* Extracted material:
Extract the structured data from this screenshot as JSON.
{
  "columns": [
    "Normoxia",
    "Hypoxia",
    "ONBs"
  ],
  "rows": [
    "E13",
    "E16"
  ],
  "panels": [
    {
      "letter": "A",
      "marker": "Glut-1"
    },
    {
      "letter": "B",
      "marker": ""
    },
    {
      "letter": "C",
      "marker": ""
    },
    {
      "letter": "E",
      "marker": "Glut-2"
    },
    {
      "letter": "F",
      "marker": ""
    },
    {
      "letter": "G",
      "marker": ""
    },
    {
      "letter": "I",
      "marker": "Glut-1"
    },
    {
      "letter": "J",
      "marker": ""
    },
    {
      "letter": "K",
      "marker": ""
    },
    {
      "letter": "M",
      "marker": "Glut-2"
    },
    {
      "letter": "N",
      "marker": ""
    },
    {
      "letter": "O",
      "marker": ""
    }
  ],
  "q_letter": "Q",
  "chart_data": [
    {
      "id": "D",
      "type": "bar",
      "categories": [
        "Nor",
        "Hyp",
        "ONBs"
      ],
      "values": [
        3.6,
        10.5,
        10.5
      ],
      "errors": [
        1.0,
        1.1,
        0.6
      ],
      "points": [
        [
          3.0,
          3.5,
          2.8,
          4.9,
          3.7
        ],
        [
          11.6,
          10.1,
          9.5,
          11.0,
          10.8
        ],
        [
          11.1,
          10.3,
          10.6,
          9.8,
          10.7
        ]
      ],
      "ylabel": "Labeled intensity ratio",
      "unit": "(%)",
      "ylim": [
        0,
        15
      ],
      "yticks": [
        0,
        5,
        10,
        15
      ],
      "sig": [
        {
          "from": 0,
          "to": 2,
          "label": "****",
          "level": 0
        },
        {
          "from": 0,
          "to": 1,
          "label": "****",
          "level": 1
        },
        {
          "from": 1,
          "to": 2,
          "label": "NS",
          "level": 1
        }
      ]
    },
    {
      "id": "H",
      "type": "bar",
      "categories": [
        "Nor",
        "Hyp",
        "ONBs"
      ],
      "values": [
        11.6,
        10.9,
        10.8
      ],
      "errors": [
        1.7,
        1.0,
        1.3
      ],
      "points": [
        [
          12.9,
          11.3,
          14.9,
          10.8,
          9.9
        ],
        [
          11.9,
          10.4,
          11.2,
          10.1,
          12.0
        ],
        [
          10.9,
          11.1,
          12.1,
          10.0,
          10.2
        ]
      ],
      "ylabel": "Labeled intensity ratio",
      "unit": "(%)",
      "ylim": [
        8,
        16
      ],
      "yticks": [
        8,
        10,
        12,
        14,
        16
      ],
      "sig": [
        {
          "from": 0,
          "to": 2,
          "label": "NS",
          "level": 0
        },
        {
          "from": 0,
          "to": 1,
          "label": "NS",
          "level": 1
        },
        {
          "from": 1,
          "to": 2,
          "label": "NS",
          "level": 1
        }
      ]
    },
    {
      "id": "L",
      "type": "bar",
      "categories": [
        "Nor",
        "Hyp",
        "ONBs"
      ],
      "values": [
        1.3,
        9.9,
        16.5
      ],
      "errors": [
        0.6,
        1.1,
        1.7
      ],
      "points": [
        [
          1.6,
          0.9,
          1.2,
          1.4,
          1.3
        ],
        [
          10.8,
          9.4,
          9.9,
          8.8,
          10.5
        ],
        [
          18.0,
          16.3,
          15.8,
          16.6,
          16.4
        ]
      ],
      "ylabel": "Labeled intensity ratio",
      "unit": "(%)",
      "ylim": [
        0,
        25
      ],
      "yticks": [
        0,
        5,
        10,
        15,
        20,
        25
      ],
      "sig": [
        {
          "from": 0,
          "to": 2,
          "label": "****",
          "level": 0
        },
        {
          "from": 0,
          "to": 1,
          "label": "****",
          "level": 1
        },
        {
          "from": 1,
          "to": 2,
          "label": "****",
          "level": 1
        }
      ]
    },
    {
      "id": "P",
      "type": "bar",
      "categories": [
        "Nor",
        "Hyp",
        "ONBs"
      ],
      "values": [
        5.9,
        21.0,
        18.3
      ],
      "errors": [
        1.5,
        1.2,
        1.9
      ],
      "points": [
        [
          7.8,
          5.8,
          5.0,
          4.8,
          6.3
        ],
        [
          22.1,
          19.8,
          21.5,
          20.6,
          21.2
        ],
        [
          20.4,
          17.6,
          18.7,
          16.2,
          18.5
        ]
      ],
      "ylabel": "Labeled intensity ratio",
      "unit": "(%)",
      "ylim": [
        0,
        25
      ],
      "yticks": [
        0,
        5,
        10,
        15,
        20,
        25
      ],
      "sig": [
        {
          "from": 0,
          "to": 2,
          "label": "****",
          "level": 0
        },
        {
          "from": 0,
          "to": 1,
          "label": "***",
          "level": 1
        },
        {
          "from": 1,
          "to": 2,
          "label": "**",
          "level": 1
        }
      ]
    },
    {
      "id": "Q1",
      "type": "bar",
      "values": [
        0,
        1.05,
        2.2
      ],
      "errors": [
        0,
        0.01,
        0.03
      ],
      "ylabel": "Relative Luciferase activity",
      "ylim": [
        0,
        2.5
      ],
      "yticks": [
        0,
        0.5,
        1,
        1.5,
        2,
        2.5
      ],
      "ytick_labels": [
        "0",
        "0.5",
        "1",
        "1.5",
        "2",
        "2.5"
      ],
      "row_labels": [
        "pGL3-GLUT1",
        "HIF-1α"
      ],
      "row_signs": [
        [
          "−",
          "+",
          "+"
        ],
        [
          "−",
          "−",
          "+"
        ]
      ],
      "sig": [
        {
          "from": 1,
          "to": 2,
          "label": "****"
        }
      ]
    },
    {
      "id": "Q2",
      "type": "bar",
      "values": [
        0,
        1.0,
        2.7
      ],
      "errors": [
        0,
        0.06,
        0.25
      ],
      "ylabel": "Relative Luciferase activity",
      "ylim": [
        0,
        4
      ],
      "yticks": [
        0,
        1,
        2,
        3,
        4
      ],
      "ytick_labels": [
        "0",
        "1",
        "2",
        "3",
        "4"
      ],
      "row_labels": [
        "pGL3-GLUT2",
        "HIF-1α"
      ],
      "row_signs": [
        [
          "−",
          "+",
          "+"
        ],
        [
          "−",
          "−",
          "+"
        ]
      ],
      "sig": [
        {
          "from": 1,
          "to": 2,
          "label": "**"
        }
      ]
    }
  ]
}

* Work to be completed: Can you restate every record above word for word?

* Task output:
Extract the structured data from this screenshot as JSON.
{
  "columns": [
    "Normoxia",
    "Hypoxia",
    "ONBs"
  ],
  "rows": [
    "E13",
    "E16"
  ],
  "panels": [
    {
      "letter": "A",
      "marker": "Glut-1"
    },
    {
      "letter": "B",
      "marker": ""
    },
    {
      "letter": "C",
      "marker": ""
    },
    {
      "letter": "E",
      "marker": "Glut-2"
    },
    {
      "letter": "F",
      "marker": ""
    },
    {
      "letter": "G",
      "marker": ""
    },
    {
      "letter": "I",
      "marker": "Glut-1"
    },
    {
      "letter": "J",
      "marker": ""
    },
    {
      "letter": "K",
      "marker": ""
    },
    {
      "letter": "M",
      "marker": "Glut-2"
    },
    {
      "letter": "N",
      "marker": ""
    },
    {
      "letter": "O",
      "marker": ""
    }
  ],
  "q_letter": "Q",
  "chart_data": [
    {
      "id": "D",
      "type": "bar",
      "categories": [
        "Nor",
        "Hyp",
        "ONBs"
      ],
      "values": [
        3.6,
        10.5,
        10.5
      ],
      "errors": [
        1.0,
        1.1,
        0.6
      ],
      "points": [
        [
          3.0,
          3.5,
          2.8,
          4.9,
          3.7
        ],
        [
          11.6,
          10.1,
          9.5,
          11.0,
          10.8
        ],
        [
          11.1,
          10.3,
          10.6,
          9.8,
          10.7
        ]
      ],
      "ylabel": "Labeled intensity ratio",
      "unit": "(%)",
      "ylim": [
        0,
        15
      ],
      "yticks": [
        0,
        5,
        10,
        15
      ],
      "sig": [
        {
          "from": 0,
          "to": 2,
          "label": "****",
          "level": 0
        },
        {
          "from": 0,
          "to": 1,
          "label": "****",
          "level": 1
        },
        {
          "from": 1,
          "to": 2,
          "label": "NS",
          "level": 1
        }
      ]
    },
    {
      "id": "H",
      "type": "bar",
      "categories": [
        "Nor",
        "Hyp",
        "ONBs"
      ],
      "values": [
        11.6,
        10.9,
        10.8
      ],
      "errors": [
        1.7,
        1.0,
        1.3
      ],
      "points": [
        [
          12.9,
          11.3,
          14.9,
          10.8,
          9.9
        ],
        [
          11.9,
          10.4,
          11.2,
          10.1,
          12.0
        ],
        [
          10.9,
          11.1,
          12.1,
          10.0,
          10.2
        ]
      ],
      "ylabel": "Labeled intensity ratio",
      "unit": "(%)",
      "ylim": [
        8,
        16
      ],
      "yticks": [
        8,
        10,
        12,
        14,
        16
      ],
      "sig": [
        {
          "from": 0,
          "to": 2,
          "label": "NS",
          "level": 0
        },
        {
          "from": 0,
          "to": 1,
          "label": "NS",
          "level": 1
        },
        {
          "from": 1,
          "to": 2,
          "label": "NS",
          "level": 1
        }
      ]
    },
    {
      "id": "L",
      "type": "bar",
      "categories": [
        "Nor",
        "Hyp",
        "ONBs"
      ],
      "values": [
        1.3,
        9.9,
        16.5
      ],
      "errors": [
        0.6,
        1.1,
        1.7
      ],
      "points": [
        [
          1.6,
          0.9,
          1.2,
          1.4,
          1.3
        ],
        [
          10.8,
          9.4,
          9.9,
          8.8,
          10.5
        ],
        [
          18.0,
          16.3,
          15.8,
          16.6,
          16.4
        ]
      ],
      "ylabel": "Labeled intensity ratio",
      "unit": "(%)",
      "ylim": [
        0,
        25
      ],
      "yticks": [
        0,
        5,
        10,
        15,
        20,
        25
      ],
      "sig": [
        {
          "from": 0,
          "to": 2,
          "label": "****",
          "level": 0
        },
        {
          "from": 0,
          "to": 1,
          "label": "****",
          "level": 1
        },
        {
          "from": 1,
          "to": 2,
          "label": "****",
          "level": 1
        }
      ]
    },
    {
      "id": "P",
      "type": "bar",
      "categories": [
        "Nor",
        "Hyp",
        "ONBs"
      ],
      "values": [
        5.9,
        21.0,
        18.3
      ],
      "errors": [
        1.5,
        1.2,
        1.9
      ],
      "points": [
        [
          7.8,
          5.8,
          5.0,
          4.8,
          6.3
        ],
        [
          22.1,
          19.8,
          21.5,
          20.6,
          21.2
        ],
        [
          20.4,
          17.6,
          18.7,
          16.2,
          18.5
        ]
      ],
      "ylabel": "Labeled intensity ratio",
      "unit": "(%)",
      "ylim": [
        0,
        25
      ],
      "yticks": [
        0,
        5,
        10,
        15,
        20,
        25
      ],
      "sig": [
        {
          "from": 0,
          "to": 2,
          "label": "****",
          "level": 0
        },
        {
          "from": 0,
          "to": 1,
          "label": "***",
          "level": 1
        },
        {
          "from": 1,
          "to": 2,
          "label": "**",
          "level": 1
        }
      ]
    },
    {
      "id": "Q1",
      "type": "bar",
      "values": [
        0,
        1.05,
        2.2
      ],
      "errors": [
        0,
        0.01,
        0.03
      ],
      "ylabel": "Relative Luciferase activity",
      "ylim": [
        0,
        2.5
      ],
      "yticks": [
        0,
        0.5,
        1,
        1.5,
        2,
        2.5
      ],
      "ytick_labels": [
        "0",
        "0.5",
        "1",
        "1.5",
        "2",
        "2.5"
      ],
      "row_labels": [
        "pGL3-GLUT1",
        "HIF-1α"
      ],
      "row_signs": [
        [
          "−",
          "+",
          "+"
        ],
        [
          "−",
          "−",
          "+"
        ]
      ],
      "sig": [
        {
          "from": 1,
          "to": 2,
          "label": "****"
        }
      ]
    },
    {
      "id": "Q2",
      "type": "bar",
      "values": [
        0,
        1.0,
        2.7
      ],
      "errors": [
        0,
        0.06,
        0.25
      ],
      "ylabel": "Relative Luciferase activity",
      "ylim": [
        0,
        4
      ],
      "yticks": [
        0,
        1,
        2,
        3,
        4
      ],
      "ytick_labels": [
        "0",
        "1",
        "2",
        "3",
        "4"
      ],
      "row_labels": [
        "pGL3-GLUT2",
        "HIF-1α"
      ],
      "row_signs": [
        [
          "−",
          "+",
          "+"
        ],
        [
          "−",
          "−",
          "+"
        ]
      ],
      "sig": [
        {
          "from": 1,
          "to": 2,
          "label": "**"
        }
      ]
    }
  ]
}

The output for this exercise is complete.